What the task asks:
Copy out every line of the records where the string "Zenith" occurs.

________________

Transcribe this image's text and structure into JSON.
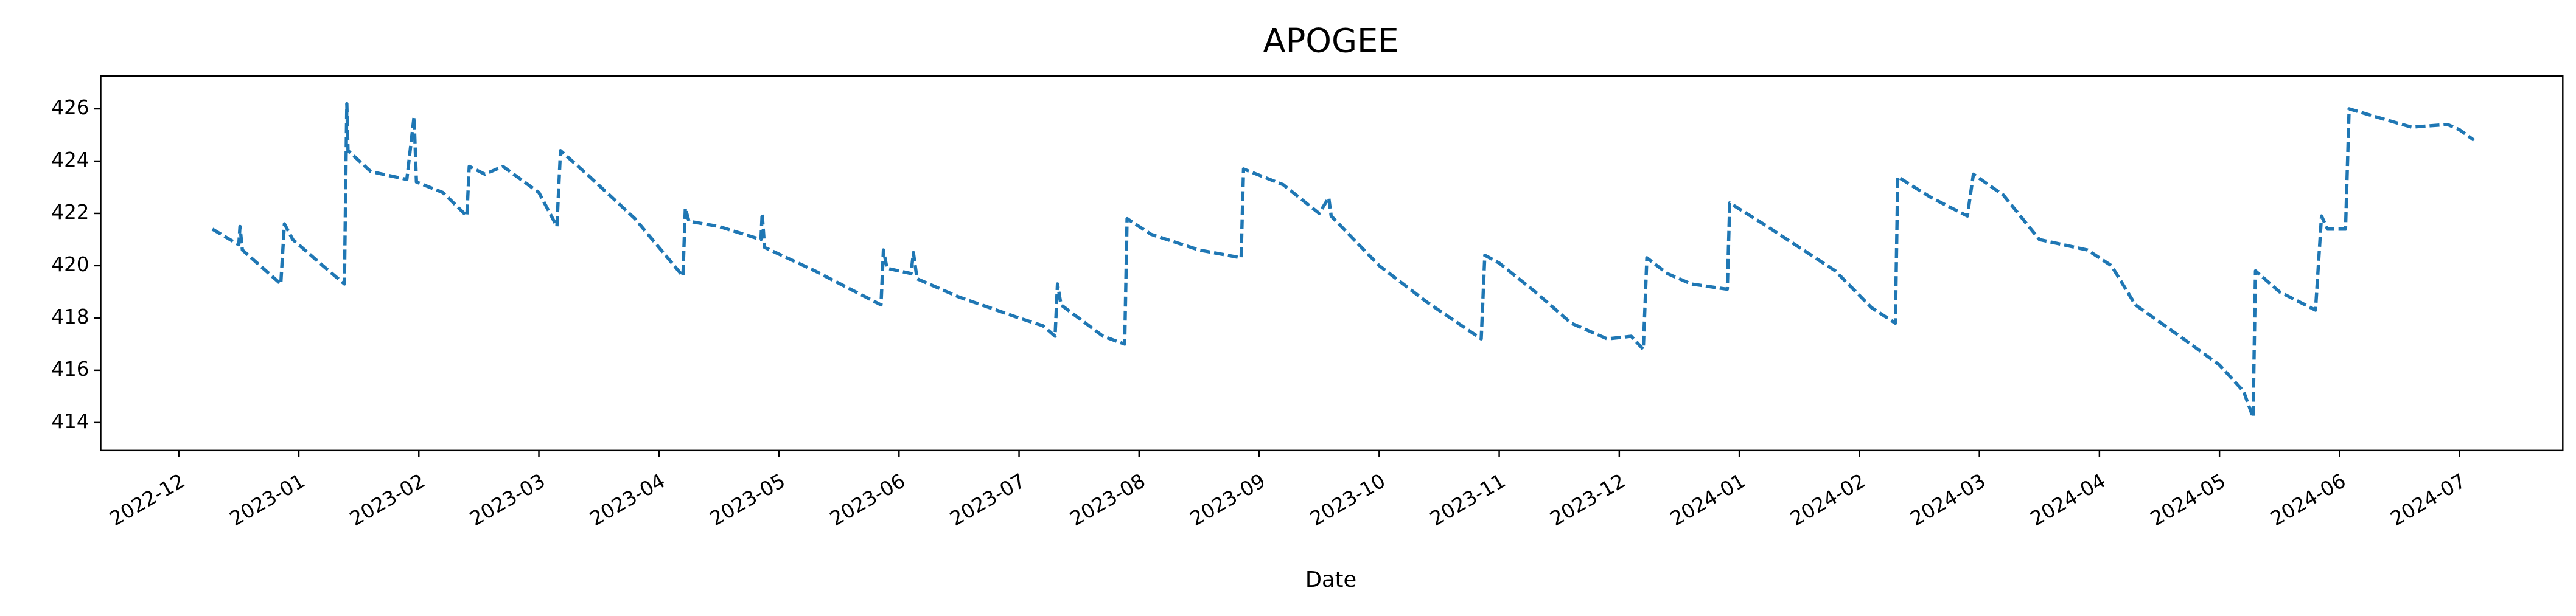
{
  "chart_data": {
    "type": "line",
    "title": "APOGEE",
    "x_label": "Date",
    "xlim": [
      -0.65,
      19.86
    ],
    "ylim": [
      412.93,
      427.26
    ],
    "xticks": [
      {
        "value": 0,
        "label": "2022-12"
      },
      {
        "value": 1,
        "label": "2023-01"
      },
      {
        "value": 2,
        "label": "2023-02"
      },
      {
        "value": 3,
        "label": "2023-03"
      },
      {
        "value": 4,
        "label": "2023-04"
      },
      {
        "value": 5,
        "label": "2023-05"
      },
      {
        "value": 6,
        "label": "2023-06"
      },
      {
        "value": 7,
        "label": "2023-07"
      },
      {
        "value": 8,
        "label": "2023-08"
      },
      {
        "value": 9,
        "label": "2023-09"
      },
      {
        "value": 10,
        "label": "2023-10"
      },
      {
        "value": 11,
        "label": "2023-11"
      },
      {
        "value": 12,
        "label": "2023-12"
      },
      {
        "value": 13,
        "label": "2024-01"
      },
      {
        "value": 14,
        "label": "2024-02"
      },
      {
        "value": 15,
        "label": "2024-03"
      },
      {
        "value": 16,
        "label": "2024-04"
      },
      {
        "value": 17,
        "label": "2024-05"
      },
      {
        "value": 18,
        "label": "2024-06"
      },
      {
        "value": 19,
        "label": "2024-07"
      }
    ],
    "yticks": [
      414,
      416,
      418,
      420,
      422,
      424,
      426
    ],
    "grid": false,
    "series": [
      {
        "color": "#1f77b4",
        "x": [
          0.28,
          0.5,
          0.51,
          0.53,
          0.85,
          0.88,
          0.95,
          1.2,
          1.38,
          1.4,
          1.41,
          1.6,
          1.9,
          1.96,
          1.98,
          2.2,
          2.4,
          2.42,
          2.55,
          2.7,
          3.0,
          3.15,
          3.18,
          3.4,
          3.8,
          4.2,
          4.22,
          4.25,
          4.5,
          4.85,
          4.86,
          4.88,
          5.3,
          5.85,
          5.87,
          5.9,
          6.1,
          6.12,
          6.15,
          6.5,
          7.0,
          7.2,
          7.3,
          7.32,
          7.35,
          7.7,
          7.88,
          7.9,
          8.1,
          8.5,
          8.85,
          8.87,
          9.2,
          9.5,
          9.58,
          9.6,
          10.0,
          10.4,
          10.85,
          10.88,
          11.0,
          11.3,
          11.6,
          11.9,
          12.1,
          12.2,
          12.23,
          12.4,
          12.6,
          12.9,
          12.92,
          13.2,
          13.5,
          13.8,
          14.1,
          14.3,
          14.32,
          14.6,
          14.9,
          14.95,
          15.2,
          15.5,
          15.9,
          16.1,
          16.3,
          16.7,
          17.0,
          17.2,
          17.28,
          17.3,
          17.5,
          17.8,
          17.85,
          17.9,
          18.05,
          18.08,
          18.3,
          18.6,
          18.9,
          19.0,
          19.12
        ],
        "values": [
          421.4,
          420.8,
          421.5,
          420.6,
          419.3,
          421.6,
          421.0,
          420.0,
          419.3,
          426.2,
          424.4,
          423.6,
          423.3,
          425.7,
          423.2,
          422.8,
          421.9,
          423.8,
          423.5,
          423.8,
          422.8,
          421.5,
          424.4,
          423.5,
          421.8,
          419.6,
          422.2,
          421.7,
          421.5,
          421.0,
          422.0,
          420.7,
          419.8,
          418.5,
          420.6,
          419.9,
          419.7,
          420.5,
          419.5,
          418.8,
          418.0,
          417.7,
          417.3,
          419.3,
          418.5,
          417.3,
          417.0,
          421.8,
          421.2,
          420.6,
          420.3,
          423.7,
          423.1,
          422.0,
          422.6,
          421.9,
          420.0,
          418.6,
          417.2,
          420.4,
          420.1,
          419.0,
          417.8,
          417.2,
          417.3,
          416.8,
          420.3,
          419.7,
          419.3,
          419.1,
          422.4,
          421.6,
          420.7,
          419.8,
          418.4,
          417.8,
          423.4,
          422.6,
          421.9,
          423.5,
          422.7,
          421.0,
          420.6,
          420.0,
          418.5,
          417.2,
          416.2,
          415.2,
          414.2,
          419.8,
          419.0,
          418.3,
          421.9,
          421.4,
          421.4,
          426.0,
          425.7,
          425.3,
          425.4,
          425.2,
          424.8
        ]
      }
    ]
  }
}
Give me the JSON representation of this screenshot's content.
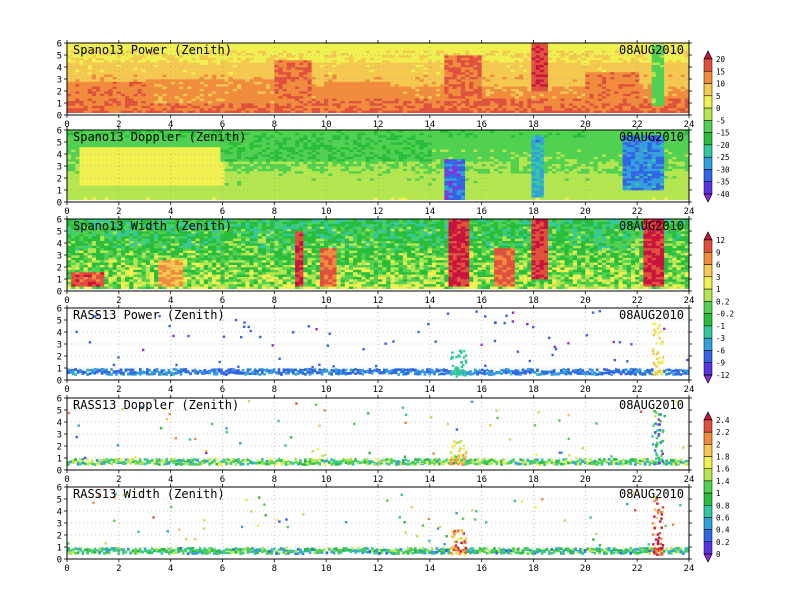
{
  "figure": {
    "background": "#ffffff"
  },
  "chart_data": [
    {
      "type": "heatmap",
      "title": "Spano13 Power (Zenith)",
      "date": "08AUG2010",
      "xlim": [
        0,
        24
      ],
      "ylim": [
        0,
        6
      ],
      "xticks": [
        0,
        2,
        4,
        6,
        8,
        10,
        12,
        14,
        16,
        18,
        20,
        22,
        24
      ],
      "yticks": [
        0,
        1,
        2,
        3,
        4,
        5,
        6
      ],
      "colorbar_id": "cb_power",
      "coverage": "full",
      "base_value": 6,
      "y_gradient": [
        14,
        12,
        9,
        6,
        4,
        2,
        0
      ],
      "features": [
        {
          "t": [
            0,
            3
          ],
          "h": [
            1.2,
            2.8
          ],
          "v": 11
        },
        {
          "t": [
            3,
            8
          ],
          "h": [
            1.0,
            3.0
          ],
          "v": 9
        },
        {
          "t": [
            8,
            9.5
          ],
          "h": [
            0.5,
            4.5
          ],
          "v": 12
        },
        {
          "t": [
            10,
            12.5
          ],
          "h": [
            1.5,
            2.8
          ],
          "v": 10
        },
        {
          "t": [
            14.5,
            16
          ],
          "h": [
            0.8,
            5.0
          ],
          "v": 13
        },
        {
          "t": [
            18,
            18.6
          ],
          "h": [
            2.0,
            6.0
          ],
          "v": 16
        },
        {
          "t": [
            20,
            22
          ],
          "h": [
            1.0,
            3.5
          ],
          "v": 11
        },
        {
          "t": [
            22.5,
            23
          ],
          "h": [
            0.8,
            6.0
          ],
          "v": -12
        }
      ]
    },
    {
      "type": "heatmap",
      "title": "Spano13 Doppler (Zenith)",
      "date": "08AUG2010",
      "xlim": [
        0,
        24
      ],
      "ylim": [
        0,
        6
      ],
      "xticks": [
        0,
        2,
        4,
        6,
        8,
        10,
        12,
        14,
        16,
        18,
        20,
        22,
        24
      ],
      "yticks": [
        0,
        1,
        2,
        3,
        4,
        5,
        6
      ],
      "colorbar_id": "cb_power",
      "coverage": "full",
      "base_value": -8,
      "y_gradient": [
        -4,
        -6,
        -8,
        -10,
        -12,
        -14,
        -16
      ],
      "features": [
        {
          "t": [
            0.5,
            6
          ],
          "h": [
            1.5,
            4.5
          ],
          "v": 0
        },
        {
          "t": [
            6,
            14
          ],
          "h": [
            3.5,
            5.5
          ],
          "v": -17
        },
        {
          "t": [
            14.5,
            15.3
          ],
          "h": [
            0.3,
            3.5
          ],
          "v": -34
        },
        {
          "t": [
            18,
            18.4
          ],
          "h": [
            0.5,
            5.5
          ],
          "v": -28
        },
        {
          "t": [
            21.5,
            23
          ],
          "h": [
            1.0,
            5.5
          ],
          "v": -32
        }
      ]
    },
    {
      "type": "heatmap",
      "title": "Spano13 Width (Zenith)",
      "date": "08AUG2010",
      "xlim": [
        0,
        24
      ],
      "ylim": [
        0,
        6
      ],
      "xticks": [
        0,
        2,
        4,
        6,
        8,
        10,
        12,
        14,
        16,
        18,
        20,
        22,
        24
      ],
      "yticks": [
        0,
        1,
        2,
        3,
        4,
        5,
        6
      ],
      "colorbar_id": "cb_width",
      "coverage": "full",
      "base_value": -0.5,
      "y_gradient": [
        0.4,
        0.1,
        -0.2,
        -0.5,
        -0.9,
        -1.2,
        -1.5
      ],
      "features": [
        {
          "t": [
            0.2,
            1.5
          ],
          "h": [
            0.5,
            1.5
          ],
          "v": 9
        },
        {
          "t": [
            3.5,
            4.5
          ],
          "h": [
            0.5,
            2.5
          ],
          "v": 5
        },
        {
          "t": [
            8.8,
            9.2
          ],
          "h": [
            0.5,
            5.0
          ],
          "v": 10
        },
        {
          "t": [
            9.7,
            10.4
          ],
          "h": [
            0.5,
            3.5
          ],
          "v": 8
        },
        {
          "t": [
            14.8,
            15.6
          ],
          "h": [
            0.5,
            6.0
          ],
          "v": 11
        },
        {
          "t": [
            16.5,
            17.2
          ],
          "h": [
            0.5,
            3.5
          ],
          "v": 8
        },
        {
          "t": [
            18,
            18.6
          ],
          "h": [
            1.0,
            6.0
          ],
          "v": 10
        },
        {
          "t": [
            22.2,
            23
          ],
          "h": [
            0.5,
            6.0
          ],
          "v": 11
        }
      ]
    },
    {
      "type": "heatmap",
      "title": "RASS13 Power (Zenith)",
      "date": "08AUG2010",
      "xlim": [
        0,
        24
      ],
      "ylim": [
        0,
        6
      ],
      "xticks": [
        0,
        2,
        4,
        6,
        8,
        10,
        12,
        14,
        16,
        18,
        20,
        22,
        24
      ],
      "yticks": [
        0,
        1,
        2,
        3,
        4,
        5,
        6
      ],
      "colorbar_id": "cb_width",
      "coverage": "rass",
      "base_value": -8,
      "y_gradient": [
        -6,
        -8,
        -9,
        -10,
        -10,
        -10,
        -10
      ],
      "features": [
        {
          "t": [
            14.8,
            15.4
          ],
          "h": [
            0.3,
            2.5
          ],
          "v": -4
        },
        {
          "t": [
            22.6,
            23
          ],
          "h": [
            0.3,
            5.0
          ],
          "v": 2
        }
      ]
    },
    {
      "type": "heatmap",
      "title": "RASS13 Doppler (Zenith)",
      "date": "08AUG2010",
      "xlim": [
        0,
        24
      ],
      "ylim": [
        0,
        6
      ],
      "xticks": [
        0,
        2,
        4,
        6,
        8,
        10,
        12,
        14,
        16,
        18,
        20,
        22,
        24
      ],
      "yticks": [
        0,
        1,
        2,
        3,
        4,
        5,
        6
      ],
      "colorbar_id": "cb_doppler",
      "coverage": "rass",
      "base_value": 1.1,
      "y_gradient": [
        1.1,
        1.0,
        1.1,
        1.2,
        1.2,
        1.2,
        1.2
      ],
      "features": [
        {
          "t": [
            14.8,
            15.4
          ],
          "h": [
            0.3,
            2.5
          ],
          "v": 1.6
        },
        {
          "t": [
            22.6,
            23
          ],
          "h": [
            0.3,
            5.0
          ],
          "v": 0.5
        }
      ]
    },
    {
      "type": "heatmap",
      "title": "RASS13 Width (Zenith)",
      "date": "08AUG2010",
      "xlim": [
        0,
        24
      ],
      "ylim": [
        0,
        6
      ],
      "xticks": [
        0,
        2,
        4,
        6,
        8,
        10,
        12,
        14,
        16,
        18,
        20,
        22,
        24
      ],
      "yticks": [
        0,
        1,
        2,
        3,
        4,
        5,
        6
      ],
      "colorbar_id": "cb_doppler",
      "coverage": "rass",
      "base_value": 0.8,
      "y_gradient": [
        0.7,
        0.8,
        1.0,
        1.2,
        1.2,
        1.2,
        1.2
      ],
      "features": [
        {
          "t": [
            14.8,
            15.4
          ],
          "h": [
            0.3,
            2.5
          ],
          "v": 2.0
        },
        {
          "t": [
            22.6,
            23
          ],
          "h": [
            0.3,
            5.0
          ],
          "v": 2.2
        }
      ]
    }
  ],
  "colorbars": [
    {
      "id": "cb_power",
      "labels": [
        "20",
        "15",
        "10",
        "5",
        "0",
        "-5",
        "-15",
        "-20",
        "-25",
        "-30",
        "-35",
        "-40"
      ],
      "thresholds": [
        17.5,
        12.5,
        7.5,
        2.5,
        -2.5,
        -10,
        -17.5,
        -22.5,
        -27.5,
        -32.5,
        -37.5
      ],
      "colors": [
        "#c8143c",
        "#e0503c",
        "#f08c3c",
        "#f5c850",
        "#f0f050",
        "#b4e650",
        "#50d250",
        "#28be3c",
        "#32c8a0",
        "#32a0dc",
        "#3264e6",
        "#5a32e6",
        "#9628dc"
      ]
    },
    {
      "id": "cb_width",
      "labels": [
        "12",
        "9",
        "6",
        "3",
        "1",
        "0.2",
        "-0.2",
        "-1",
        "-3",
        "-6",
        "-9",
        "-12"
      ],
      "thresholds": [
        10.5,
        7.5,
        4.5,
        2,
        0.6,
        0,
        -0.6,
        -2,
        -4.5,
        -7.5,
        -10.5
      ],
      "colors": [
        "#c8143c",
        "#e0503c",
        "#f08c3c",
        "#f5c850",
        "#f0f050",
        "#b4e650",
        "#50d250",
        "#28be3c",
        "#32c8a0",
        "#32a0dc",
        "#3264e6",
        "#5a32e6",
        "#9628dc"
      ]
    },
    {
      "id": "cb_doppler",
      "labels": [
        "2.4",
        "2.2",
        "2",
        "1.8",
        "1.6",
        "1.4",
        "1",
        "0.8",
        "0.6",
        "0.4",
        "0.2",
        "0"
      ],
      "thresholds": [
        2.3,
        2.1,
        1.9,
        1.7,
        1.5,
        1.2,
        0.9,
        0.7,
        0.5,
        0.3,
        0.1
      ],
      "colors": [
        "#c8143c",
        "#e0503c",
        "#f08c3c",
        "#f5c850",
        "#f0f050",
        "#b4e650",
        "#50d250",
        "#28be3c",
        "#32c8a0",
        "#32a0dc",
        "#3264e6",
        "#5a32e6",
        "#9628dc"
      ]
    }
  ]
}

________________

Written answer:
      "title": "Spano13 Power (Zenith)",
      "title": "Spano13 Doppler (Zenith)",
      "title": "Spano13 Width (Zenith)",
      "title": "RASS13 Power (Zenith)",
      "title": "RASS13 Doppler (Zenith)",
      "title": "RASS13 Width (Zenith)",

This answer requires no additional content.